Problem details: Select the lines below containing the word "image".

═══ Information supplied ═══

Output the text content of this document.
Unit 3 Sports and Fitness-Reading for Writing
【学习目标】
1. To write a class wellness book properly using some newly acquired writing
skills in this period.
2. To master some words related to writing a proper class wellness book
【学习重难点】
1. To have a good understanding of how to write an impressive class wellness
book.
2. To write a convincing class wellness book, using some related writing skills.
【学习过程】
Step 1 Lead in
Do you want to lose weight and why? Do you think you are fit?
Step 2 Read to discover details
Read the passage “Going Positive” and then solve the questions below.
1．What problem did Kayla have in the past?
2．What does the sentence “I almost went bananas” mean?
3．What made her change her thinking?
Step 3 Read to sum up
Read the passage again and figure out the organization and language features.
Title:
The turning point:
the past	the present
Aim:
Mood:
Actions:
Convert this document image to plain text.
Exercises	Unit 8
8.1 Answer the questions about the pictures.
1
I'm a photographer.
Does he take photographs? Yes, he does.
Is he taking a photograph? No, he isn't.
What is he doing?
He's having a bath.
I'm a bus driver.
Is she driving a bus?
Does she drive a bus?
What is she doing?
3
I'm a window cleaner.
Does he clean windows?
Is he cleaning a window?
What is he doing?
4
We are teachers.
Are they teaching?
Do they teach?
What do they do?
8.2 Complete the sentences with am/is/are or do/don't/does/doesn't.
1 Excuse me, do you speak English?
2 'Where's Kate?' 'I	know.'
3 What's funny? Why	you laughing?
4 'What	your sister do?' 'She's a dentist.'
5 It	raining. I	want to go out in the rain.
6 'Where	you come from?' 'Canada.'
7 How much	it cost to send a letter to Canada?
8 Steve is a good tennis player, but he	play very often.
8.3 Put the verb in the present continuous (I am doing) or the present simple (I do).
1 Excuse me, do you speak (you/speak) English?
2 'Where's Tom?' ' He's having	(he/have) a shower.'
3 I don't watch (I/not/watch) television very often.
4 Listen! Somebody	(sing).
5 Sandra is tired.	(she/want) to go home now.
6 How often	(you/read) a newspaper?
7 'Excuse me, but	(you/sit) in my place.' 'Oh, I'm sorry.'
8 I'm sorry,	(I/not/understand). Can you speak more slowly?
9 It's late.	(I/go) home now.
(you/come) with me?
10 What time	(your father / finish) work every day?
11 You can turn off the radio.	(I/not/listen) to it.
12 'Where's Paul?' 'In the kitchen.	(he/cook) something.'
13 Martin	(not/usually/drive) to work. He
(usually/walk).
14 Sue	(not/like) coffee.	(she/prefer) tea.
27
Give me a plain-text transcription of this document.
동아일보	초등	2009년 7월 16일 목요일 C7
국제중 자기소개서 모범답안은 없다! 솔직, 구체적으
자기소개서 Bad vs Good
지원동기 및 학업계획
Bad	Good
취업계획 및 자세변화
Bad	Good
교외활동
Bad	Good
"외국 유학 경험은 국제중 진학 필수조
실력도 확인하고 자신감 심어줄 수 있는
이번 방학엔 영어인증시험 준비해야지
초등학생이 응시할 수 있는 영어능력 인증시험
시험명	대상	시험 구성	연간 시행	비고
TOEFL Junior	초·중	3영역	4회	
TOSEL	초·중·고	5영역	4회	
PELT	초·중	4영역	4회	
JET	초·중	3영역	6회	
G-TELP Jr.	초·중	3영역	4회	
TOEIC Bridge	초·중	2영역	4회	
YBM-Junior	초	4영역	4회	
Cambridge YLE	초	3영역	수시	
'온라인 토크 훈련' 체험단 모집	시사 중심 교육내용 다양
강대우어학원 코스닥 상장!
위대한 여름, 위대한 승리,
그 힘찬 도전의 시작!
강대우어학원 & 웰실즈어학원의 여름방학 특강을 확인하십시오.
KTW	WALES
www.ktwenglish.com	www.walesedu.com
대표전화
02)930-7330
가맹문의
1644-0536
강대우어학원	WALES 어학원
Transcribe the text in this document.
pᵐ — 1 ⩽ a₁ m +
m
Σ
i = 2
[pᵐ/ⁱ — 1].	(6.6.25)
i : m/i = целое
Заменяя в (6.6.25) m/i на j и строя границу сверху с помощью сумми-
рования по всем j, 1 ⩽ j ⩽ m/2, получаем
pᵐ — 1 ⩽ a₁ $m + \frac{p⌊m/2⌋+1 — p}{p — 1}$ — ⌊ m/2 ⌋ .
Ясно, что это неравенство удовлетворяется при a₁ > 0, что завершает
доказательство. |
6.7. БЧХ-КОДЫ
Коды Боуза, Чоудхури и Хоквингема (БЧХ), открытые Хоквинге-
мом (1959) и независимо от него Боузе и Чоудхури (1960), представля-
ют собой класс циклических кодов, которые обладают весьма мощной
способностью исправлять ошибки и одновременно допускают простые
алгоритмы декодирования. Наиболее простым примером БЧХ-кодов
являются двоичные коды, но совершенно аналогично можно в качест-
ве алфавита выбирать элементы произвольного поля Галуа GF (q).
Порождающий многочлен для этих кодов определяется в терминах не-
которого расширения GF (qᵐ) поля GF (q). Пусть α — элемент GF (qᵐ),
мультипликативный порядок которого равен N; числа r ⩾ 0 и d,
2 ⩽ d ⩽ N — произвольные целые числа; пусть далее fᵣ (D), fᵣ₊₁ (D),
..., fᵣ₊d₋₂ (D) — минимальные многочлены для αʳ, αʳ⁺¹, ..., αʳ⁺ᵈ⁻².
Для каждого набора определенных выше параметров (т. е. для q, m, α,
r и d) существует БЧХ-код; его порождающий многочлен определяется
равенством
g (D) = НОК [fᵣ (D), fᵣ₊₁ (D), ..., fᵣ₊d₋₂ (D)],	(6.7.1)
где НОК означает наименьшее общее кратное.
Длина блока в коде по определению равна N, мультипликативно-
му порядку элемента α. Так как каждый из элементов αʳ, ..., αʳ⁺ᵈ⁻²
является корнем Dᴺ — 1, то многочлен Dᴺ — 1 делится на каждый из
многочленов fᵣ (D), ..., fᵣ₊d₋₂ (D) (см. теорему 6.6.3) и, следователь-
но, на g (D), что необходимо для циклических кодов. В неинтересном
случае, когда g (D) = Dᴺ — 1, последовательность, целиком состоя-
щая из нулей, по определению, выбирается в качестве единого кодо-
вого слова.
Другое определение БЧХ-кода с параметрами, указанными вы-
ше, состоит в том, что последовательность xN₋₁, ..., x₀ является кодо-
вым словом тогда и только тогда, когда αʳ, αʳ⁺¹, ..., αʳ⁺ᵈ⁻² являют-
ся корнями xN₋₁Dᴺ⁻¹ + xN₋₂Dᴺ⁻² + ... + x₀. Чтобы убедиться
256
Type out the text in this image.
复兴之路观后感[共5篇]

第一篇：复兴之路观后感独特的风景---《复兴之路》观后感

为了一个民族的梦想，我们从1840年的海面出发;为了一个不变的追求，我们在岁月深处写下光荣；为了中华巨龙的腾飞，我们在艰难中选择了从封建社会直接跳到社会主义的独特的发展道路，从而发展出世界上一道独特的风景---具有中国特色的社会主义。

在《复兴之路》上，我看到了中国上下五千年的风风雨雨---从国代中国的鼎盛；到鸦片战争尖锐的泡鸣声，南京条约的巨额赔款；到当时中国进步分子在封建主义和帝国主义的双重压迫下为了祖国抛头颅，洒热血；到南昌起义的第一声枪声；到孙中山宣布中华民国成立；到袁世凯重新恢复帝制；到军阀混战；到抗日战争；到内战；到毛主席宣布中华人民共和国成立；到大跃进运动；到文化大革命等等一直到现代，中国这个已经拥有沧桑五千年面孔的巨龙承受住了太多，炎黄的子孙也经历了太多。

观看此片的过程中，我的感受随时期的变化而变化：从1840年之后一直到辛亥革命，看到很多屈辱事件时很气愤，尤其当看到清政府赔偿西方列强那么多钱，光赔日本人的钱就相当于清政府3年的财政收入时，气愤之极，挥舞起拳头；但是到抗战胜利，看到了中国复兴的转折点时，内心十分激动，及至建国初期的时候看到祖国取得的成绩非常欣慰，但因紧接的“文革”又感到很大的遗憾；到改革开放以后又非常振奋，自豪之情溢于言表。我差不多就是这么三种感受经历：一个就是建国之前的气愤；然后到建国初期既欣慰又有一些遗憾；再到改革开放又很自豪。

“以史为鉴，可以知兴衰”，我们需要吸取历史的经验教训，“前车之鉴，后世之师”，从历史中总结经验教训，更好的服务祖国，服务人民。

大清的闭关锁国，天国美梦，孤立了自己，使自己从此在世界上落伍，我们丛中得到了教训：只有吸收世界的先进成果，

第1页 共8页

═══

Task output:
Convert this document image to plain text.
Type out the text in this image.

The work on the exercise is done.